> _Exercise prompt_
Bring together all lines of the material below that contain the string "close".

> _Records for the task_
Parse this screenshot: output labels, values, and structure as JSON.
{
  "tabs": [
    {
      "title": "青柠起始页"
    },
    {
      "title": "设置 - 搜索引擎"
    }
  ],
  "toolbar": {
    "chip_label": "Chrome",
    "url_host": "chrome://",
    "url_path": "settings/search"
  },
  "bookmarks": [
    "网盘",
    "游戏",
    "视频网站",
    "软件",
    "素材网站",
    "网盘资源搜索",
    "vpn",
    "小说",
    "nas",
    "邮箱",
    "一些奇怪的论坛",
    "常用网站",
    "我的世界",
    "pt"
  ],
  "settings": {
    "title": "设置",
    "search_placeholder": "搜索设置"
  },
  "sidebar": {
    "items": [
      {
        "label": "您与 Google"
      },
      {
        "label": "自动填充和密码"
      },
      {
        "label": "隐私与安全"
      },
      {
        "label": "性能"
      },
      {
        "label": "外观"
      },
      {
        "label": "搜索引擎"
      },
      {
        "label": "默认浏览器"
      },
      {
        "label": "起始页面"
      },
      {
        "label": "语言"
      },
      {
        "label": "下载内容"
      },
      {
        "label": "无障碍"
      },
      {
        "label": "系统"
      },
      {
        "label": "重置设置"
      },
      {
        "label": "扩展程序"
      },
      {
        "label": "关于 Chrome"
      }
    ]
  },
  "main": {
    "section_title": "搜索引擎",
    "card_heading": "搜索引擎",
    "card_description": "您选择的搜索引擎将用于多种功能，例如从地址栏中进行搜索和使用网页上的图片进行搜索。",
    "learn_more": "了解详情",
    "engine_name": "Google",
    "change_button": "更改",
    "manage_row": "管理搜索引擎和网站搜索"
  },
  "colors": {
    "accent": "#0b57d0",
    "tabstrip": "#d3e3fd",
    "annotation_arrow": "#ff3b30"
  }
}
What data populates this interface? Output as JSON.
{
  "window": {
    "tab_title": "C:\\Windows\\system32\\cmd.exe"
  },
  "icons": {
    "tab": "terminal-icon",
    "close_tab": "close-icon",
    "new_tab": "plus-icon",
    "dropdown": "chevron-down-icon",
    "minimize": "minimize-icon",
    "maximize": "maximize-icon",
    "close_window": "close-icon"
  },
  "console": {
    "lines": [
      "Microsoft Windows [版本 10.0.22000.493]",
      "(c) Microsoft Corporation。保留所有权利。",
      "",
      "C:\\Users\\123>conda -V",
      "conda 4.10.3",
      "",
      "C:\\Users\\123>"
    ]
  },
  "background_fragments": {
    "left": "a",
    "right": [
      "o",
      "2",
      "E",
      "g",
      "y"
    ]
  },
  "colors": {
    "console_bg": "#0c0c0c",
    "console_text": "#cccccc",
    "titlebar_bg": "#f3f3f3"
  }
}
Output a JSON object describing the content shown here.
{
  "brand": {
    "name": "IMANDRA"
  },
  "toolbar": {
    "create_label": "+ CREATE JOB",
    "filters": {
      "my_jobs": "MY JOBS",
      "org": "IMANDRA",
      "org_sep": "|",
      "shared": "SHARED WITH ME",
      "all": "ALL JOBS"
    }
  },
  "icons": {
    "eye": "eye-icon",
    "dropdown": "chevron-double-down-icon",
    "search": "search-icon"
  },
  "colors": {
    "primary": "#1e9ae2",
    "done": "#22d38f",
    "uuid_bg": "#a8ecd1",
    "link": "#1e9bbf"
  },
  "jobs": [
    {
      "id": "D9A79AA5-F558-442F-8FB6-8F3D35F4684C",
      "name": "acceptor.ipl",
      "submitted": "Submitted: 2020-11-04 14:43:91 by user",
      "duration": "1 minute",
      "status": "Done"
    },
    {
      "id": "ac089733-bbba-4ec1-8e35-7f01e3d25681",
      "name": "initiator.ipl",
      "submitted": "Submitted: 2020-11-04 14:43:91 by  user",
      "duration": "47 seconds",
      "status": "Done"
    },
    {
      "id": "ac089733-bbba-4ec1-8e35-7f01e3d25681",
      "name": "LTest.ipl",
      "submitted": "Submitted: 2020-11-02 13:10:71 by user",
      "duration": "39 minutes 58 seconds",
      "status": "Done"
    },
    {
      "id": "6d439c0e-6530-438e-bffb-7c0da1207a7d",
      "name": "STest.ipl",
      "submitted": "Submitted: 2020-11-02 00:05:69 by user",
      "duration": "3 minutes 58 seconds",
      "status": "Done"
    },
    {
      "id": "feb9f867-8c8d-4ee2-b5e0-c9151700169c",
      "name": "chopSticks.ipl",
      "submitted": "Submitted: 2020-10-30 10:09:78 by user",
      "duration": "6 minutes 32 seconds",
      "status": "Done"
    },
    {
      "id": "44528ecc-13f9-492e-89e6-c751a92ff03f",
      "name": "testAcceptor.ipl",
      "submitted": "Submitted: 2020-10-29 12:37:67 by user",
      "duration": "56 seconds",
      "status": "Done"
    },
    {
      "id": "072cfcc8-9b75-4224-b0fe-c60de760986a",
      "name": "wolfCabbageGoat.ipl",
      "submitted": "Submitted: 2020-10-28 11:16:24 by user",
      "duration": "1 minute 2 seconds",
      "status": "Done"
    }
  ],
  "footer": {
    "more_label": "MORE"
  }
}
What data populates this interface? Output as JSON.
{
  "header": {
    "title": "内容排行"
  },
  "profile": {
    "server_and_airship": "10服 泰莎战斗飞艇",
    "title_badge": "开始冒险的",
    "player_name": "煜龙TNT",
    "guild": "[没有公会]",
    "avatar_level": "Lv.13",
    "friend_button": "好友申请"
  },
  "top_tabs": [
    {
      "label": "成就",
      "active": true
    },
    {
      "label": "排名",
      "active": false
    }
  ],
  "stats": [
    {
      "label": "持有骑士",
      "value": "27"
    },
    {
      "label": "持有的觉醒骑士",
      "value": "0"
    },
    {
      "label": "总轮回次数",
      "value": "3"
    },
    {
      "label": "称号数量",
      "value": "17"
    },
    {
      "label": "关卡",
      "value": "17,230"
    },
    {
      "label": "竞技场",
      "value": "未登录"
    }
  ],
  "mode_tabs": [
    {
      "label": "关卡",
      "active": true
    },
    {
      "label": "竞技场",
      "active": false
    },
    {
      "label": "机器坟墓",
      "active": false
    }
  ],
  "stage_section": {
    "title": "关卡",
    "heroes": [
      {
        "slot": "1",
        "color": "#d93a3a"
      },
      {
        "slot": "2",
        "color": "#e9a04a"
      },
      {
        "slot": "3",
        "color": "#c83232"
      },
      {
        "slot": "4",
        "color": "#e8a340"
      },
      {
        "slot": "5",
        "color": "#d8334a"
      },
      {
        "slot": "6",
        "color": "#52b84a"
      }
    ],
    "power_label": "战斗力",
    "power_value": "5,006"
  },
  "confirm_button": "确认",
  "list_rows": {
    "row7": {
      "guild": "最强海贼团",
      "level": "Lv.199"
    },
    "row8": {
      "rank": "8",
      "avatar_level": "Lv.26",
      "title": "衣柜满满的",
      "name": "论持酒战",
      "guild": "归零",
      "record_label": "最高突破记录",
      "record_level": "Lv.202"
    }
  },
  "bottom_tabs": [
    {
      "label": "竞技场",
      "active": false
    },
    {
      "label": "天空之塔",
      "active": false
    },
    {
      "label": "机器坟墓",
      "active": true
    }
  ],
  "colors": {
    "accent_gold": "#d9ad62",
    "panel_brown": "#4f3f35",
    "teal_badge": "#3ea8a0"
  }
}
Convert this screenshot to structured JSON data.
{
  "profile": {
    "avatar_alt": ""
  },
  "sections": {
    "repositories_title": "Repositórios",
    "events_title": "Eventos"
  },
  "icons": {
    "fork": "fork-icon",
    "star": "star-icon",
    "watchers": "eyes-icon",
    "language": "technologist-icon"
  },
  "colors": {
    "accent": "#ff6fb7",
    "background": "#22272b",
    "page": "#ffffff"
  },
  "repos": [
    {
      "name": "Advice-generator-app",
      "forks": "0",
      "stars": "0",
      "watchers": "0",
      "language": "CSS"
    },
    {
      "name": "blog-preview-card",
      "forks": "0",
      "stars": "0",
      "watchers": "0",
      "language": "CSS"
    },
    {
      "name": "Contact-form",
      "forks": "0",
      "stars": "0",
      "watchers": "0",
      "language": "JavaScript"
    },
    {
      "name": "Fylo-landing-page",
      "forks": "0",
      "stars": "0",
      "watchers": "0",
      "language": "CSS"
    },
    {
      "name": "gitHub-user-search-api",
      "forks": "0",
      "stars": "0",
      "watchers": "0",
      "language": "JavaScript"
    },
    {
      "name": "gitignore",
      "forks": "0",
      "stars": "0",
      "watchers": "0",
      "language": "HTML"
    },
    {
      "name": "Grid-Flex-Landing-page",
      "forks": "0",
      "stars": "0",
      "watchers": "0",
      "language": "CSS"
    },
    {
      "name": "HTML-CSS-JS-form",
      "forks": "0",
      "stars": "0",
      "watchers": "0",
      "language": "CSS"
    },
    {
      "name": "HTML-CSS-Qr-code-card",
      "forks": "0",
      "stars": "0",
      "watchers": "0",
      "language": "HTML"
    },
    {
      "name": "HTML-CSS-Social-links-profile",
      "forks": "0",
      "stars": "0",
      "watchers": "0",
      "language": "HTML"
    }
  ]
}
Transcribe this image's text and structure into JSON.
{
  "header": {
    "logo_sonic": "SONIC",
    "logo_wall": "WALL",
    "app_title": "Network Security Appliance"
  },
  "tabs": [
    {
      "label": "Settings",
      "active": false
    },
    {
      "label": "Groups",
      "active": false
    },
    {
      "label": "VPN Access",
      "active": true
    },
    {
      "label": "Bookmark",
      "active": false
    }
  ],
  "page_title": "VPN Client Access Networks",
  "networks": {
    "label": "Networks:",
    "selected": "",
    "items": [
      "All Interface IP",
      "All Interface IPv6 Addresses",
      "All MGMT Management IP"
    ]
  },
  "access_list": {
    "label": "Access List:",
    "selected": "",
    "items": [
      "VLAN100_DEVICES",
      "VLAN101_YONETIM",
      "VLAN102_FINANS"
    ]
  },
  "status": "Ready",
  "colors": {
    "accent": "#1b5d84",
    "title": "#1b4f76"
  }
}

> _Exercise response_
    "close_tab": "close-icon",
    "close_window": "close-icon"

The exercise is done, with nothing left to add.